__Work instructions__: Copy out each line of the data holding "Elma".

(Stored items)
** START **

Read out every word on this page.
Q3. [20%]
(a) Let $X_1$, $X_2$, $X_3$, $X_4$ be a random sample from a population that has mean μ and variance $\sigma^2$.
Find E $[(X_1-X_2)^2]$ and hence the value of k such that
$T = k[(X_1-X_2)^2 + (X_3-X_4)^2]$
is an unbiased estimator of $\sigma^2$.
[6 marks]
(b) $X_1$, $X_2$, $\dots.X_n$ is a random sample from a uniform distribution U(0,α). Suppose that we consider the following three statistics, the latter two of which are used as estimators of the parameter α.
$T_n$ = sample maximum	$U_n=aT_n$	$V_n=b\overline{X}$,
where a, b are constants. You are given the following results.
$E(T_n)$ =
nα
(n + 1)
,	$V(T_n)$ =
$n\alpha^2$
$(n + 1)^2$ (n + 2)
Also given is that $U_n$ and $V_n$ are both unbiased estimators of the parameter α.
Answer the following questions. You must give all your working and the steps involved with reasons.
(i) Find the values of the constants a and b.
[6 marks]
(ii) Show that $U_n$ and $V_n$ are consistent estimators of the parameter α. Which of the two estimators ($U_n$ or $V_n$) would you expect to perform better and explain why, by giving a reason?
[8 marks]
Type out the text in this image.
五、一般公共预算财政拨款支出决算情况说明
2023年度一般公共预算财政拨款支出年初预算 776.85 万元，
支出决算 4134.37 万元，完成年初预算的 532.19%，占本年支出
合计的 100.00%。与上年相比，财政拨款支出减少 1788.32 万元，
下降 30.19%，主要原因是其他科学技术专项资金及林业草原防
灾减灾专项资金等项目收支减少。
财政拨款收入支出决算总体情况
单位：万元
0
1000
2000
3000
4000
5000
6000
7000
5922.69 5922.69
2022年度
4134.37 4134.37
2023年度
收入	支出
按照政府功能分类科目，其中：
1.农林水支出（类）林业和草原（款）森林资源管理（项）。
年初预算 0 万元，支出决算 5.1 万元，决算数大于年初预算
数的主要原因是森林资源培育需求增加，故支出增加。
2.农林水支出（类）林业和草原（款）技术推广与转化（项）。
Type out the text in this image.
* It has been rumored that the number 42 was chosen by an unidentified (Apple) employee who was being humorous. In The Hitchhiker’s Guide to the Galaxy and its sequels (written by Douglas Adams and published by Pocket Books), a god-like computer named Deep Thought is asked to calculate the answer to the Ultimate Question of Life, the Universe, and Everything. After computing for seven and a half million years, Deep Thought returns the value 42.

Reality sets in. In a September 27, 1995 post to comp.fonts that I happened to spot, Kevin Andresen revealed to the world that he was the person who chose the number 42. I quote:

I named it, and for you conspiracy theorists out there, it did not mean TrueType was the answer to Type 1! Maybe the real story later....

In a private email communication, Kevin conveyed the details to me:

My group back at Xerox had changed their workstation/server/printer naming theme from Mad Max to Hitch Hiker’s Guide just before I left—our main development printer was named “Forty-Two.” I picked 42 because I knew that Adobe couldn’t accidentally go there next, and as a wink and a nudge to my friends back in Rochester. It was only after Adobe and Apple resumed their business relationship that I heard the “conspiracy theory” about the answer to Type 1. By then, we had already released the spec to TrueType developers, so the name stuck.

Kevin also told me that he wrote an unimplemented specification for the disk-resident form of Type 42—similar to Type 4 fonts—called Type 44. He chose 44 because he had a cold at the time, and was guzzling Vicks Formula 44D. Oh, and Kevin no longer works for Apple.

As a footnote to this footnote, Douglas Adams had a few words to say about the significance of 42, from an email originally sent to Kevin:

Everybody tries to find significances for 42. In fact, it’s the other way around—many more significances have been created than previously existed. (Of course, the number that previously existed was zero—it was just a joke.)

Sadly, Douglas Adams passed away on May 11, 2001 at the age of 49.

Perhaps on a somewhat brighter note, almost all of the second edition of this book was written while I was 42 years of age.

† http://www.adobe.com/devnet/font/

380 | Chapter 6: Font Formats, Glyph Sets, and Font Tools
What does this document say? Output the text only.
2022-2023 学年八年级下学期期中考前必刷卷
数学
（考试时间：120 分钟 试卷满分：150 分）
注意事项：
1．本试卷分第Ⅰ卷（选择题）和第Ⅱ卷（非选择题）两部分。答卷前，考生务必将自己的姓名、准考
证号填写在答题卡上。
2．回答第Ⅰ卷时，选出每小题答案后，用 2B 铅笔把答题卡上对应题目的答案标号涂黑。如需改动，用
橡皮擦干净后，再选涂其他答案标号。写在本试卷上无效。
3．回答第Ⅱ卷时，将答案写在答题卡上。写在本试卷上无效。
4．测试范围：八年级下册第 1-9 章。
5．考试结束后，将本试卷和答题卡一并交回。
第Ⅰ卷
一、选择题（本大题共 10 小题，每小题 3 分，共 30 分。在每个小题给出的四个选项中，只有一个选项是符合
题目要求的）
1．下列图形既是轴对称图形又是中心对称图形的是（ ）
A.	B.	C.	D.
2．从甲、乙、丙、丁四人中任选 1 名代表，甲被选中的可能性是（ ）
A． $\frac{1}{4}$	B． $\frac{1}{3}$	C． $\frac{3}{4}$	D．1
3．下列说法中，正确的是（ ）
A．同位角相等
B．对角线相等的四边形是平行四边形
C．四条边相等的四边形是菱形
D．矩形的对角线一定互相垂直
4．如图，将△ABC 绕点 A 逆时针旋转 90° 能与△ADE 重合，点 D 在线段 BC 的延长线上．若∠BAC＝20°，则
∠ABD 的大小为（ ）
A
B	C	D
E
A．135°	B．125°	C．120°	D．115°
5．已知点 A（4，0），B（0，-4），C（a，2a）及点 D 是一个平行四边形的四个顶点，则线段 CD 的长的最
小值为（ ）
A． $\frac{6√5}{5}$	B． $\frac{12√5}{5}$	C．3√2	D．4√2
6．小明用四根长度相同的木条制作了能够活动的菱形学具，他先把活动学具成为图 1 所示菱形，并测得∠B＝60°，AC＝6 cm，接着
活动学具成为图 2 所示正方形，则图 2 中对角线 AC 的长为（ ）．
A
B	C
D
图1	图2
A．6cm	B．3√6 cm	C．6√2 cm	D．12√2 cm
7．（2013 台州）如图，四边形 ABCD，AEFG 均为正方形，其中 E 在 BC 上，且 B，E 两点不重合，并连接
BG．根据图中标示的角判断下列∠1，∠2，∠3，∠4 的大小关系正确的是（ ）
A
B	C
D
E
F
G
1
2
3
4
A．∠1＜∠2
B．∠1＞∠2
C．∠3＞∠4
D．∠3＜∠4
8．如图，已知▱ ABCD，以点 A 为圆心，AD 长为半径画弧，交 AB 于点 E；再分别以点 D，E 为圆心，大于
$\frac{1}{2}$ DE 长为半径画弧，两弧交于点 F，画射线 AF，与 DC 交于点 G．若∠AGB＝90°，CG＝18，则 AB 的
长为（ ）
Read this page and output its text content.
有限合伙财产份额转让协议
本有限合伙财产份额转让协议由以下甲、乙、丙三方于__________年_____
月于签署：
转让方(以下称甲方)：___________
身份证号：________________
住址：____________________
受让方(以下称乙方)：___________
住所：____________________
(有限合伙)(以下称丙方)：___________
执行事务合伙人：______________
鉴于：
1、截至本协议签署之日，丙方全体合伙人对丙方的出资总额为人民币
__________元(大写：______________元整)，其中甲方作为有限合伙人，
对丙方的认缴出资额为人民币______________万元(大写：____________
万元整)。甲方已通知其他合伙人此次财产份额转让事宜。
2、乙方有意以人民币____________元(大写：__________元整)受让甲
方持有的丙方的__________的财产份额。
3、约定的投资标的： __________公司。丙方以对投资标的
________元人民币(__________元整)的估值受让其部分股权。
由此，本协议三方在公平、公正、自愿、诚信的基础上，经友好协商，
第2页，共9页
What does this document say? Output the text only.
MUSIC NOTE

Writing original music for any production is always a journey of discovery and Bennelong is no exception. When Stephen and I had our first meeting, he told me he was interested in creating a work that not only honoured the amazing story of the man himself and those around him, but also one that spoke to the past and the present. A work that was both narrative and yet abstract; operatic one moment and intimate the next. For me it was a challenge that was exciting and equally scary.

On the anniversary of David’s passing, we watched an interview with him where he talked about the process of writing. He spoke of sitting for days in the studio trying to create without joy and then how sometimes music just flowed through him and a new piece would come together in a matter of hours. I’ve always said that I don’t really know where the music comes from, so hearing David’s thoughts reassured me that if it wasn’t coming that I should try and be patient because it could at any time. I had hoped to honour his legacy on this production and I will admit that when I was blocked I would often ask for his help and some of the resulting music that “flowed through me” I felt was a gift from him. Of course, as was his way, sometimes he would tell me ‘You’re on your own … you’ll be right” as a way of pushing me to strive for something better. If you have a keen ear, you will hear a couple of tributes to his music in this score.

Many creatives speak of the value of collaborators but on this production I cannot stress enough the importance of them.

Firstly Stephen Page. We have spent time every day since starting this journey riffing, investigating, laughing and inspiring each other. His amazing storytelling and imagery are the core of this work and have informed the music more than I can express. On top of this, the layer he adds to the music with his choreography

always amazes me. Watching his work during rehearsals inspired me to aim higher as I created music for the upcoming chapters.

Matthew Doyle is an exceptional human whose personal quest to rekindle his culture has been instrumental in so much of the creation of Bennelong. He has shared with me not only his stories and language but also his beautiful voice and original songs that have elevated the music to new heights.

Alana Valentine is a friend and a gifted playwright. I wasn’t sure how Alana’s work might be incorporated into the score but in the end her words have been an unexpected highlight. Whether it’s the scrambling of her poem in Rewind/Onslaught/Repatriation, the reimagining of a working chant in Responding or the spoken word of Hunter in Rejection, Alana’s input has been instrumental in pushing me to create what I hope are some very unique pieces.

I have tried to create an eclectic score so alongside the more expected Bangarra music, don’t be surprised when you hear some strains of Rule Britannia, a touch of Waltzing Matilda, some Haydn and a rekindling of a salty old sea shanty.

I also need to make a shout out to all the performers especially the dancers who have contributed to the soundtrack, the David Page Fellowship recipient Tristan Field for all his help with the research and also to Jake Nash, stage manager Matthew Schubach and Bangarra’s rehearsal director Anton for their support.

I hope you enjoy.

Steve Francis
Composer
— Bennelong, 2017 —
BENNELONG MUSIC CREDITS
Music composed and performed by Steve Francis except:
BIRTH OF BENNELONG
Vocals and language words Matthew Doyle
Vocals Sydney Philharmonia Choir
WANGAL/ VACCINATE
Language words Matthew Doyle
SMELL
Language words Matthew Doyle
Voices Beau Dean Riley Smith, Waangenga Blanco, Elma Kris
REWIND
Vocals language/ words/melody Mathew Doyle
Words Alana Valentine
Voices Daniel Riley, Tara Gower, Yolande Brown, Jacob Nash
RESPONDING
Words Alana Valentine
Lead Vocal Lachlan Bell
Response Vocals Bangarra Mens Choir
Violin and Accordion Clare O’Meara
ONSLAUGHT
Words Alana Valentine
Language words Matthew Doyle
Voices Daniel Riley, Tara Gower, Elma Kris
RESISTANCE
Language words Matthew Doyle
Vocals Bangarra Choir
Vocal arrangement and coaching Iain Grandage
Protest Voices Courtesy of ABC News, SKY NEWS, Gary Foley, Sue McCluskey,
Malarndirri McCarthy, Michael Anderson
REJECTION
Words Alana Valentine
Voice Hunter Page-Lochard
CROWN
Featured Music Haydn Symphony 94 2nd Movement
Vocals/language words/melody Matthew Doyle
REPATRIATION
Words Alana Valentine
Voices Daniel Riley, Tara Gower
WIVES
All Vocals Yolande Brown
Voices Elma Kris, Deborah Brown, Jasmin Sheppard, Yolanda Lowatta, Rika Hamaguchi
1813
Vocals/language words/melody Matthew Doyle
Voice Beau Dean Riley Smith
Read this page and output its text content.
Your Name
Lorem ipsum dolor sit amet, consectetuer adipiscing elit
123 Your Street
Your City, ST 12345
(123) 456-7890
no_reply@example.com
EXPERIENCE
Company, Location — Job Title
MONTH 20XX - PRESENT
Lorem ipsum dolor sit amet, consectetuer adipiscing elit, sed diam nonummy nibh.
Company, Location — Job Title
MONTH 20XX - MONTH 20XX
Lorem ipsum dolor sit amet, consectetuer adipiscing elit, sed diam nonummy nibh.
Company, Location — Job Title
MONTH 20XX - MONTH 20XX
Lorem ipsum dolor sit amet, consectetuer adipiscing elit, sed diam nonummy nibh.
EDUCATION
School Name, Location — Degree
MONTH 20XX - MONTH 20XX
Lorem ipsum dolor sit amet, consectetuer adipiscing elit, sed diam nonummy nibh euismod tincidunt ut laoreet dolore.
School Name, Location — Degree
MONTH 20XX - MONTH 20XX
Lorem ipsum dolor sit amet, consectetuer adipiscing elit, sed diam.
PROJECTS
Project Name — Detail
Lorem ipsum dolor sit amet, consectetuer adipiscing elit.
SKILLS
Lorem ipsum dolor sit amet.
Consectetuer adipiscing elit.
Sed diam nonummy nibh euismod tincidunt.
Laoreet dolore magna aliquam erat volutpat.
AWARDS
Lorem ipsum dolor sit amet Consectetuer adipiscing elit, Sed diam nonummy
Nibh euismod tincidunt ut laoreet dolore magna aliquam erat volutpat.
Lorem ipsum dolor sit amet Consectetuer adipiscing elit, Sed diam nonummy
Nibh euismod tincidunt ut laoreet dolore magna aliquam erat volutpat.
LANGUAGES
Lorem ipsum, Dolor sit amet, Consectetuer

** END **

__Solution to the problem__:
Voices Beau Dean Riley Smith, Waangenga Blanco, Elma Kris
Voices Daniel Riley, Tara Gower, Elma Kris
Voices Elma Kris, Deborah Brown, Jasmin Sheppard, Yolanda Lowatta, Rika Hamaguchi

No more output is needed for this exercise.